* [DOCUMENT PASSAGE]

Give John Prine an ear

Shame on you if you don’t know the music of John Prine. Hmmm, perhaps that’s too harsh.

No, I don’t think it is.

The singer-songwriter was born in 1946 and has been around long enough for even older readers to have heard. He has stayed in the spotlight despite two bouts with cancer that have thrown tiny pebbles into his voice. Younger fans continue to discover him and his concerts and CDs. Today’s artists sing and record his songs; the latest I know of is Kacey Musgraves, the young country singer who even wrote a song about Prine.

The description I hear most often of Prine is “a songwriter’s songwriter,” and that term is included in a new biography of the musician by Eddie Huffman, John Prine: In Spite of Himself; you’ll read more about that on this page, along with Prine’s story.

More than his gravelly voice, it’s the words that grab me in a Prine song. They started flowing full time in his head as he walked a mail route in Chicago in 1971.

“I always likened the mail route to a library with no books,” he has been quoted as saying. “I passed the time each day making up these little ditties.”

Those little ditties were gold from the beginning. His first album, John Prine, was amazing in its breadth, providing something for everybody. On it, he speaks of lonely old people and drug-addicted Vietnam veterans and depression-filled lives as though he had lived many more than his then-2½ decades.

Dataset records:
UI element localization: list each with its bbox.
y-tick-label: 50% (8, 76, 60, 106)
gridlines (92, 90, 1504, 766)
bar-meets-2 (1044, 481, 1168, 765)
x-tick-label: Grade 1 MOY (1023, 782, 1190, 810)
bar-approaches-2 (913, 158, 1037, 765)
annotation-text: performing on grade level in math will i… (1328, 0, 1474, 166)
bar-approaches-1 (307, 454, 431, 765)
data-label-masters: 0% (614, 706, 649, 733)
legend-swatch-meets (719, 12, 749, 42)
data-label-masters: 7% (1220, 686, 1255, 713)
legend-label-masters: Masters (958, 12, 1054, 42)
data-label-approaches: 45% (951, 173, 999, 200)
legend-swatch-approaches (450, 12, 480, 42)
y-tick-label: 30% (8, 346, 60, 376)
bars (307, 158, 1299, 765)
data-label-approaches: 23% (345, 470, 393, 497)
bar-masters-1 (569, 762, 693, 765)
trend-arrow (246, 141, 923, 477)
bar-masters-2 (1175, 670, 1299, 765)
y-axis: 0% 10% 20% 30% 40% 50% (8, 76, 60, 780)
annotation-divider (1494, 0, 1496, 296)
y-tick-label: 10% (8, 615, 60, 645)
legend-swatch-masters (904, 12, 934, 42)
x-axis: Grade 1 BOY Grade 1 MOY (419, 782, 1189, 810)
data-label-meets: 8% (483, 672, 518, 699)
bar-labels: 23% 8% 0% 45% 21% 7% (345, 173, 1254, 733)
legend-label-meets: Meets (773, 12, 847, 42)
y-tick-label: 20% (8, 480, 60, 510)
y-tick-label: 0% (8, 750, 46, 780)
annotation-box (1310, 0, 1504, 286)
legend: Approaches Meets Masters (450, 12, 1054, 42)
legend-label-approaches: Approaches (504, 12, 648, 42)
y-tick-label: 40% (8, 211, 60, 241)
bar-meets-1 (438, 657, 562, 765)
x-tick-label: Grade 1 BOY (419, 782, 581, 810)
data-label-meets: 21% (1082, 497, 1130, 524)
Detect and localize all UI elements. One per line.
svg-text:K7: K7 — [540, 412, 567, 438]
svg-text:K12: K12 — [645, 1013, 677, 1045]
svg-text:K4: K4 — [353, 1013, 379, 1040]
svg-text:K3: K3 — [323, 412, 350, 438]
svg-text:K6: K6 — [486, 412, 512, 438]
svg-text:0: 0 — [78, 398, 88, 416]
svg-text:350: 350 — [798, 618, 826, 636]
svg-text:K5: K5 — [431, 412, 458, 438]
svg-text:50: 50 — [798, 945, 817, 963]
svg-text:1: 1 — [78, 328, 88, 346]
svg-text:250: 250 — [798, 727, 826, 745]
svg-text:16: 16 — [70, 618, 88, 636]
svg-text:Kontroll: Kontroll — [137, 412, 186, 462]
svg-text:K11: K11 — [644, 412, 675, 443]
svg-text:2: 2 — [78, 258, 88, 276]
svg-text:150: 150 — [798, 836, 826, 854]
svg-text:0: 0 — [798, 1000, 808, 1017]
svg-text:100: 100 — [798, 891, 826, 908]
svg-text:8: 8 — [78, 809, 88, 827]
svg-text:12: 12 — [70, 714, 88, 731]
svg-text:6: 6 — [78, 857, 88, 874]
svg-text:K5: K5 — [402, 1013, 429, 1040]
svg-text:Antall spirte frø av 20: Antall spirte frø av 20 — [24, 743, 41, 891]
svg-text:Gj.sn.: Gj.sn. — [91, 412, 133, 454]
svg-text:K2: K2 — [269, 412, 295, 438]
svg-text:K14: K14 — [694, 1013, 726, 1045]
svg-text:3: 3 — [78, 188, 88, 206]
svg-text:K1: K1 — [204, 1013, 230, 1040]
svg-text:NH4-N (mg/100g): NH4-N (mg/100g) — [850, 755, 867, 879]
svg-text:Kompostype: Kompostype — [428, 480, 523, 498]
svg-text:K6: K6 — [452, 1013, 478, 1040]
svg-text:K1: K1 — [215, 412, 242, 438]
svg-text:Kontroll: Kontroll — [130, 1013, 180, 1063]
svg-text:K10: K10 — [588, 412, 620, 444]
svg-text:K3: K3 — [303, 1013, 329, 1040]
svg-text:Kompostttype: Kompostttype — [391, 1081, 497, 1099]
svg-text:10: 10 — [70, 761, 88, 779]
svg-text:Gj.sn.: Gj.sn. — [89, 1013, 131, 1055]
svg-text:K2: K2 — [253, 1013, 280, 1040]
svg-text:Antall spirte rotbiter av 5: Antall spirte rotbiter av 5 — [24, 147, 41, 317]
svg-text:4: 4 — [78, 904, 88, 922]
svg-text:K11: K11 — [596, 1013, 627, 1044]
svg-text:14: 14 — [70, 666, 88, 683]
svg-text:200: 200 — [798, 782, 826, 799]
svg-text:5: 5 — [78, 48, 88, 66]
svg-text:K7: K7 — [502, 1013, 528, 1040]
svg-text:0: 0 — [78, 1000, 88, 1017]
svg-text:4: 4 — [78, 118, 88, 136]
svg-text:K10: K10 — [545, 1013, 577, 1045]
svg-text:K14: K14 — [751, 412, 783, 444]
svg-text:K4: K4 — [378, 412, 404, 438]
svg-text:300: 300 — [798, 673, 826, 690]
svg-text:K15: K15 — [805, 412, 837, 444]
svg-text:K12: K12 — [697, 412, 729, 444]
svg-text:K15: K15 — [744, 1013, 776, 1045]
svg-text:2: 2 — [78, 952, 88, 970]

* [TASK INSTRUCTIONS]
1 – In the article about John Prine, what job was Prine doing in Chicago in 1971 when his words began flowing full time?
2 – Pick up the article about John Prine after its final sentence and continue writing it.

* [RESULTS IN ORDER]
1 – He was walking a mail route.

2 –
I like lyrics you can understand, music that doesn’t obliterate the words, and in those regards – to steal the title of a recent Prine album – the singing postman delivers. His songs are among the funniest you will hear, and among the saddest. Some are slow, others rocking fast. It is his wordplay that makes you sit up and listen.

Perhaps my favorite line from any song by anybody is from Come Back to Us, Barbara Lewis Hare Krishna Beauregard (yes, that’s just the song title, but it weaves a sad tale). That line goes “… if heartaches were commercials, we’d all be on TV.” Has there ever been a deeper truth than that?

I encountered John Prine as soon as he began recording albums. He was played on the radio in those laidback days, and in the mid-1970s he performed on a flatbed trailer in a field on my college campus.

His long hair flying, he strode up and down the trailer, playing guitar and perhaps feeling a little better than I was.

A few years later, I was at a weeklong journalism conference in Atlanta, and in the wee hours in the hospitality suite, someone picked up a guitar. Top editors from U.S. News & World Report and Northern newspapers became honorary Southerners as they joined in with the rest of us on Paradise, perhaps Prine’s best-known song.

Paradise tells of the town in western Kentucky that his family left shortly before his birth. A coal company with “the world’s largest shovel” had destroyed the town. The chorus goes:

“And Daddy, won’t you take me back to Muhlenberg County, down by the Green River where Paradise lay.

“Well, I’m sorry my son, but you’re too late in asking. Mr. Peabody’s coal train has hauled it away.”

A few years later I was in Augusta, and I remember dropping in on a watering hole. We sat on the patio, and a guitarist walked around, taking requests. Sung more than once that night by the entire crowd was Paradise.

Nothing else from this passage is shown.